## start
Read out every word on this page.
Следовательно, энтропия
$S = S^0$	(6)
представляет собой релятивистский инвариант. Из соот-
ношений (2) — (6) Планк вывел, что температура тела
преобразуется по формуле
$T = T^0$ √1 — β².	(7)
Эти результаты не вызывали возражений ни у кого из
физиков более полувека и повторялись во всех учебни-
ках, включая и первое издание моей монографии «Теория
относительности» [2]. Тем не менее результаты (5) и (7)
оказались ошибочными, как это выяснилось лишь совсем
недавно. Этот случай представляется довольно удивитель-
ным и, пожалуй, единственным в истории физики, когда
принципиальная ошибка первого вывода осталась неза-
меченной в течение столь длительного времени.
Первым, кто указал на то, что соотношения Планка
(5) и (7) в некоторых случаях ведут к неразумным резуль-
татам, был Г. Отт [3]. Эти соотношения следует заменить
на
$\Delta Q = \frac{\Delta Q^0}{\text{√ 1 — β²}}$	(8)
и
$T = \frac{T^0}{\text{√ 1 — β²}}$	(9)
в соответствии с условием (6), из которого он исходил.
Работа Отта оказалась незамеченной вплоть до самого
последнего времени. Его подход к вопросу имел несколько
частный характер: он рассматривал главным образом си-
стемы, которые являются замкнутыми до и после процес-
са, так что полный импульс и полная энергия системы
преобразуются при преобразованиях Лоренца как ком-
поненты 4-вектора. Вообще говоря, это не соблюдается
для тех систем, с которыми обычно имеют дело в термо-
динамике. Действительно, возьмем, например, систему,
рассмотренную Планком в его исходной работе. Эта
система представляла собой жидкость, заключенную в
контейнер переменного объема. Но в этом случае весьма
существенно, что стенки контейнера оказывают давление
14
## end
**SET PROBLEM**
Reply with only the number of lines in the material above where the string "собой" appears.

**TASK ANSWER**
2